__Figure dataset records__
==============================

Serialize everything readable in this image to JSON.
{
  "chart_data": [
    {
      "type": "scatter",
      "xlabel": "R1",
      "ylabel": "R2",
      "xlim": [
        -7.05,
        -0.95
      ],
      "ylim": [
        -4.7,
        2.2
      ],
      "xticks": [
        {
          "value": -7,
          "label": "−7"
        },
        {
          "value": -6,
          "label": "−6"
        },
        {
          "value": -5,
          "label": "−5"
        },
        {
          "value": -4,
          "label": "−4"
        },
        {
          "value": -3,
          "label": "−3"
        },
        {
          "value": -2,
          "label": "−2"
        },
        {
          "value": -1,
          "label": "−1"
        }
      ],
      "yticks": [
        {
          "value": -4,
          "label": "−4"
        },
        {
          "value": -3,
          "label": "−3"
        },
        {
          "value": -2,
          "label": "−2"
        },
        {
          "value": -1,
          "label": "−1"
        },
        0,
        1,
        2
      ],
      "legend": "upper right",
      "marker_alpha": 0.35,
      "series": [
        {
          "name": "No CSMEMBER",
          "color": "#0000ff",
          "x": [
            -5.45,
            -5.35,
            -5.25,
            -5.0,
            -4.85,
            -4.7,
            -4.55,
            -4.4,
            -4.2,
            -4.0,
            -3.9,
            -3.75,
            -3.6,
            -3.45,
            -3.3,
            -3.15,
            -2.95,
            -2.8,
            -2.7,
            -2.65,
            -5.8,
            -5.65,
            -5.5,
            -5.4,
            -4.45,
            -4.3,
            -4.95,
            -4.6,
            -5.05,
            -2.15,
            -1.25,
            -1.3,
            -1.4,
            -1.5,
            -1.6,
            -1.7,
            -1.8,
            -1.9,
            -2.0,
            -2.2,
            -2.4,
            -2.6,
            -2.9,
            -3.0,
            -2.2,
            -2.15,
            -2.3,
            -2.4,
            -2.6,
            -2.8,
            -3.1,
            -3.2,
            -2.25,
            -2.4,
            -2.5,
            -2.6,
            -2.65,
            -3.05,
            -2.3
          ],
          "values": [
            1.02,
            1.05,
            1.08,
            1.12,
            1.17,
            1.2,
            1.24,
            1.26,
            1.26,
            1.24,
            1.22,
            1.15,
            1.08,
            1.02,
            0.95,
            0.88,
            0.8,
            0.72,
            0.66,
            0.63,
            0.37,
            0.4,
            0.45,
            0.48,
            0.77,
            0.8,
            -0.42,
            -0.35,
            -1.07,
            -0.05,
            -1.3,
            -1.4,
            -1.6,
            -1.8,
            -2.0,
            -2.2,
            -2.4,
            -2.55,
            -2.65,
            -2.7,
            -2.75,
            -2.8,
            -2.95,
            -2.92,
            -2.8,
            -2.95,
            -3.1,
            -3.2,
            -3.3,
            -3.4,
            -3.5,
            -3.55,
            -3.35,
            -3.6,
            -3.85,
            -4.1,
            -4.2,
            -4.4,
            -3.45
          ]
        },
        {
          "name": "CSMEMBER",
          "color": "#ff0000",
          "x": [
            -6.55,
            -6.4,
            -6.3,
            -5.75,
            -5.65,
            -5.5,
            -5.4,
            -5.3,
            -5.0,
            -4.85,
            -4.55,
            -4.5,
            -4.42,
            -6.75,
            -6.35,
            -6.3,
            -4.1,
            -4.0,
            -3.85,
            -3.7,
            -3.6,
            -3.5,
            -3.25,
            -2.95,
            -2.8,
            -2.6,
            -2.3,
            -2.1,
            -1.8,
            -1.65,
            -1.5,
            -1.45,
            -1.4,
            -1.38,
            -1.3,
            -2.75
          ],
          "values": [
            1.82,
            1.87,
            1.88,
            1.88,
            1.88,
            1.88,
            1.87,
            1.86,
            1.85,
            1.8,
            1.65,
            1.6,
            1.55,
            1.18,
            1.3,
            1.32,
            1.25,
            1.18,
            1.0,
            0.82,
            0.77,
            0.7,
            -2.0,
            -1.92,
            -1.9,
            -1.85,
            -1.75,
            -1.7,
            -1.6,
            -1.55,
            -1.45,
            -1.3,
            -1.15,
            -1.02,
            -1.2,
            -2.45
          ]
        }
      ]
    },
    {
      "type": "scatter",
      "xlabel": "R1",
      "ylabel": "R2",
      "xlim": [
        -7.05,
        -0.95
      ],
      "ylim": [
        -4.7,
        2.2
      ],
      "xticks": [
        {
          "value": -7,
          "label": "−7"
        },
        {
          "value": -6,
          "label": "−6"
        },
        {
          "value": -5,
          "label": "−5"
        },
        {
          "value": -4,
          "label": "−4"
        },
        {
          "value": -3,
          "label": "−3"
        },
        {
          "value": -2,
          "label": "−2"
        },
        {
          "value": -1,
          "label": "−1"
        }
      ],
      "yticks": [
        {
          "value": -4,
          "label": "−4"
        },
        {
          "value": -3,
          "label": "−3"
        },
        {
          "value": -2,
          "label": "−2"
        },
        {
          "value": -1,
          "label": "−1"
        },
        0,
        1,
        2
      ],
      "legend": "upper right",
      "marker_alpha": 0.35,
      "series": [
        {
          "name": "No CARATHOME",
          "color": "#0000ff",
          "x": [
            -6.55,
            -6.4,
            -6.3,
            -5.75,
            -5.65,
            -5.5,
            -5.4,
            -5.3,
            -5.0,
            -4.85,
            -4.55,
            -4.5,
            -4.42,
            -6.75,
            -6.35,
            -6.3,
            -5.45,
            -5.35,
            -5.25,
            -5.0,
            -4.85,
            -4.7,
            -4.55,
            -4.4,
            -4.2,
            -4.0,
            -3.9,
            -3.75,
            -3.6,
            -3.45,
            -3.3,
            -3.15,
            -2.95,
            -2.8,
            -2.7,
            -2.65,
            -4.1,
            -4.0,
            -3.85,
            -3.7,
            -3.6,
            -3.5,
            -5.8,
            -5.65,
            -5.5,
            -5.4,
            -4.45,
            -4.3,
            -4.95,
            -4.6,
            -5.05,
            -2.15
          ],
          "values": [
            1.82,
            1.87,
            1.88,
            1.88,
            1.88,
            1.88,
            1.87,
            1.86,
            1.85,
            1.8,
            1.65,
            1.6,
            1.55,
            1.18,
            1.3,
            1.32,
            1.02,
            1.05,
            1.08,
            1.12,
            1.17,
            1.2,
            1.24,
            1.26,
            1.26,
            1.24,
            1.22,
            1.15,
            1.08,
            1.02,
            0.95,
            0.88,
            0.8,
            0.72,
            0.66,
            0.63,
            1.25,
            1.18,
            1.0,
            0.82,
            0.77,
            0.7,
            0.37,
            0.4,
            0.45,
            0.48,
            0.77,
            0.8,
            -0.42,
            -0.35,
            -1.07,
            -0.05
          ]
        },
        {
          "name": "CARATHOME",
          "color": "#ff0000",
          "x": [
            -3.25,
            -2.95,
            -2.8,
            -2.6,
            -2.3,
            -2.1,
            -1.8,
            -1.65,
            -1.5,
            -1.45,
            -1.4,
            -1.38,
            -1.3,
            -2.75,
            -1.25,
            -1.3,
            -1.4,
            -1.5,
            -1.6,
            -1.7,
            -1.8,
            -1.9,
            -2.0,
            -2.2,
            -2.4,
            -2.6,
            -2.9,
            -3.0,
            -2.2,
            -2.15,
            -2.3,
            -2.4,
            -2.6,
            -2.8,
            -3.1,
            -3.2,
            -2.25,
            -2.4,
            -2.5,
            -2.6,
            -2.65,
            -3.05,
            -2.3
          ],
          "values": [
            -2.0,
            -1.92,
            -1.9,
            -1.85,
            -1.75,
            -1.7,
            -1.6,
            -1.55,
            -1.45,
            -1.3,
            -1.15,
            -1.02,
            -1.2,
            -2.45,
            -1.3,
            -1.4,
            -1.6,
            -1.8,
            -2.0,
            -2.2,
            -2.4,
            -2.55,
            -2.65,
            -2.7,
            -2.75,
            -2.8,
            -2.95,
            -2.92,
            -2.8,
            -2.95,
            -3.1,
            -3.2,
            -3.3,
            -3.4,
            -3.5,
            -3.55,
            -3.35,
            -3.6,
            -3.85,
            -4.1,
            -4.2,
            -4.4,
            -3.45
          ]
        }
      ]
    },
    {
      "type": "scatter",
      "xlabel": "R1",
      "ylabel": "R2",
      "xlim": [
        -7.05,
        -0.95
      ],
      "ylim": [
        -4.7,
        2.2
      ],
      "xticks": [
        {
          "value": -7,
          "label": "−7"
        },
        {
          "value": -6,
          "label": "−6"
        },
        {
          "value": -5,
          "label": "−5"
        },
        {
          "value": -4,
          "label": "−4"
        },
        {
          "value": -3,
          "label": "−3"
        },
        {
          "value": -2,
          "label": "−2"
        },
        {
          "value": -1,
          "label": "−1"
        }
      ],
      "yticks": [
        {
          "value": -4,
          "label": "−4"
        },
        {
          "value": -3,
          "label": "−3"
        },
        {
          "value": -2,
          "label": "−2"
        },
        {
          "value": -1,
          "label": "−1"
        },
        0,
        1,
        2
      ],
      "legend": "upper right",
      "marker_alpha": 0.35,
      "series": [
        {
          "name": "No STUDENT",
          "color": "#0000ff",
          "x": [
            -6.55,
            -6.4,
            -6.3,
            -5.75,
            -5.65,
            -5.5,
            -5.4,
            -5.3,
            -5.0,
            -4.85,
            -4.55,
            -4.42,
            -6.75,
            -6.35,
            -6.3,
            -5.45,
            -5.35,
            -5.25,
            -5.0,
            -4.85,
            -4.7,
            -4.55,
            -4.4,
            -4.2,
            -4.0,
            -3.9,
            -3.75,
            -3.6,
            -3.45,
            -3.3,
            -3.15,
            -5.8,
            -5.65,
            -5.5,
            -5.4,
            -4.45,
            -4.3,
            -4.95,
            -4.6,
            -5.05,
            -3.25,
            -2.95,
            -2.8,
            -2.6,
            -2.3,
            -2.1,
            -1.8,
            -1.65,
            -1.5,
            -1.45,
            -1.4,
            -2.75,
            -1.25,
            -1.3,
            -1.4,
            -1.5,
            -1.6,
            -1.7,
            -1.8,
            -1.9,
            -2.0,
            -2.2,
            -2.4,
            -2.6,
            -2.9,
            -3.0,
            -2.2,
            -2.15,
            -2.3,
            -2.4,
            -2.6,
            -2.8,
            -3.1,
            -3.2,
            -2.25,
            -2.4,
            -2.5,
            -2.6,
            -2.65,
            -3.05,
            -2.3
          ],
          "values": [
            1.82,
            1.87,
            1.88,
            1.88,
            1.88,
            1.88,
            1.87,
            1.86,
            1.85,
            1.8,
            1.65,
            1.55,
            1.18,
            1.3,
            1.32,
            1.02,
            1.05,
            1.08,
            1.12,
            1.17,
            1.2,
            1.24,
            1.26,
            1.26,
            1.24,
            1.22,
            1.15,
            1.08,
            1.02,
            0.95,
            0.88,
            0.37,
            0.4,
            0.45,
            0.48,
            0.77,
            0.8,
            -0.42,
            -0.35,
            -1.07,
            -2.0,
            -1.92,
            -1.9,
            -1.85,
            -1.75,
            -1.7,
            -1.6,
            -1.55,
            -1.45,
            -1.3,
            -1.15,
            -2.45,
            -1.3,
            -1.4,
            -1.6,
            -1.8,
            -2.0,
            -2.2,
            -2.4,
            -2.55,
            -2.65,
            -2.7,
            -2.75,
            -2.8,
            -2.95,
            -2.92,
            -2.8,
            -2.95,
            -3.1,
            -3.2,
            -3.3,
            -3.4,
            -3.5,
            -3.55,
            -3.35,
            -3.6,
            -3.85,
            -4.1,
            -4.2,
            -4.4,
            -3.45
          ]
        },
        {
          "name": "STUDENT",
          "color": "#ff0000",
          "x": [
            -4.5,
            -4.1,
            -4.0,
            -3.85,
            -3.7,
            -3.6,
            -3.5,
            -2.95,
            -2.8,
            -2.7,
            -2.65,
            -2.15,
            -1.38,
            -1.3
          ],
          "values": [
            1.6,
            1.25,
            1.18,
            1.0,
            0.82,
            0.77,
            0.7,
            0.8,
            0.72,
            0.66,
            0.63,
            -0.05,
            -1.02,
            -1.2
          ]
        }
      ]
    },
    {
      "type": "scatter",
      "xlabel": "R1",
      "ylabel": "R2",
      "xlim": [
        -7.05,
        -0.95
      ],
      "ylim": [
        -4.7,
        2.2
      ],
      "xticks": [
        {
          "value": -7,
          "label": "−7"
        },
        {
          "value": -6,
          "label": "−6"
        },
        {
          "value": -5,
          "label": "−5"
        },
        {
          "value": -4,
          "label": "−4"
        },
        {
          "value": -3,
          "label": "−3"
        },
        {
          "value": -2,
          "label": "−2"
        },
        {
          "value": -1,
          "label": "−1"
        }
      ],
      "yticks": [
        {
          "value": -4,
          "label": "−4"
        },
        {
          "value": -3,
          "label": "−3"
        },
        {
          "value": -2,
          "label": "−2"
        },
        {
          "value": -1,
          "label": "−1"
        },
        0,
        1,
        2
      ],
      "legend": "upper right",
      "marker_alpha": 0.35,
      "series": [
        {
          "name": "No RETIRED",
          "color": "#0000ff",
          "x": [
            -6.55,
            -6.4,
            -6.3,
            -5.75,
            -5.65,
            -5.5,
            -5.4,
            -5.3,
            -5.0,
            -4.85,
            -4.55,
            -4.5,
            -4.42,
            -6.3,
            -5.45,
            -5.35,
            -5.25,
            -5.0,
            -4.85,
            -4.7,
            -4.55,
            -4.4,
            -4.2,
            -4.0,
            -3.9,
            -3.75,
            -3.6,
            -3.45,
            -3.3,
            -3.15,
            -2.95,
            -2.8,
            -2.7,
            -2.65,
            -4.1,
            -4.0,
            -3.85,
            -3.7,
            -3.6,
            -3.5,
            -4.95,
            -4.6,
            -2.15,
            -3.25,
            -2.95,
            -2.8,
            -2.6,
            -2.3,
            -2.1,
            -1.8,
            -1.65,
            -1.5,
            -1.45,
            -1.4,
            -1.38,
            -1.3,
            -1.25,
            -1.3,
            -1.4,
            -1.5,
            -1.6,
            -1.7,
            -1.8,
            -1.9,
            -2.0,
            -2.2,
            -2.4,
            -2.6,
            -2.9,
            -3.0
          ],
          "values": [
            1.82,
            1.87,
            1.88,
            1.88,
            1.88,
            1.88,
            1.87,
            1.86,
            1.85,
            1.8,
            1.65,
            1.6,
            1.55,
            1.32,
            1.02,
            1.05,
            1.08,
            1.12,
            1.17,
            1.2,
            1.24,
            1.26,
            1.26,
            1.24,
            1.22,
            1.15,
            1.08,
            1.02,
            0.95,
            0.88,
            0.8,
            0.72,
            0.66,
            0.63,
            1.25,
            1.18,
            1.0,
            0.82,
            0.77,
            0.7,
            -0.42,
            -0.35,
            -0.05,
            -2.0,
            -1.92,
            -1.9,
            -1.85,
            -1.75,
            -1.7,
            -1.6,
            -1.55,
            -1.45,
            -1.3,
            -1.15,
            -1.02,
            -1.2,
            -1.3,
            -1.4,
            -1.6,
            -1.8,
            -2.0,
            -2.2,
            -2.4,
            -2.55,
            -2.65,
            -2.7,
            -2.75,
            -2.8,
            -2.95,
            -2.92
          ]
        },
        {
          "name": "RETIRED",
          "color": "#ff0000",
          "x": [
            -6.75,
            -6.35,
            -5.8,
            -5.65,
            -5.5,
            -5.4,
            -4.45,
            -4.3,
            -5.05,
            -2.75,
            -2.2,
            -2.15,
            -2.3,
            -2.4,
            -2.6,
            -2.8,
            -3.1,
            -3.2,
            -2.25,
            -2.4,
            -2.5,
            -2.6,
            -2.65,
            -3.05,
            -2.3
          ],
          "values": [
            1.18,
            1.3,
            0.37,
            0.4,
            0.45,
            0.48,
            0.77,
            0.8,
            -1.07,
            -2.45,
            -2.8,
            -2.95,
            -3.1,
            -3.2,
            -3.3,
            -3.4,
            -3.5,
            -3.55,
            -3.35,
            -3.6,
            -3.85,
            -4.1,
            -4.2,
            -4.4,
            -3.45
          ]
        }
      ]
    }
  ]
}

==============================

__WHAT YOU WILL DO__
Search the listing above for the string "name". Copy every line that contains it.

__COMPLETE ANSWER__
          "name": "No CSMEMBER",
          "name": "CSMEMBER",
          "name": "No CARATHOME",
          "name": "CARATHOME",
          "name": "No STUDENT",
          "name": "STUDENT",
          "name": "No RETIRED",
          "name": "RETIRED",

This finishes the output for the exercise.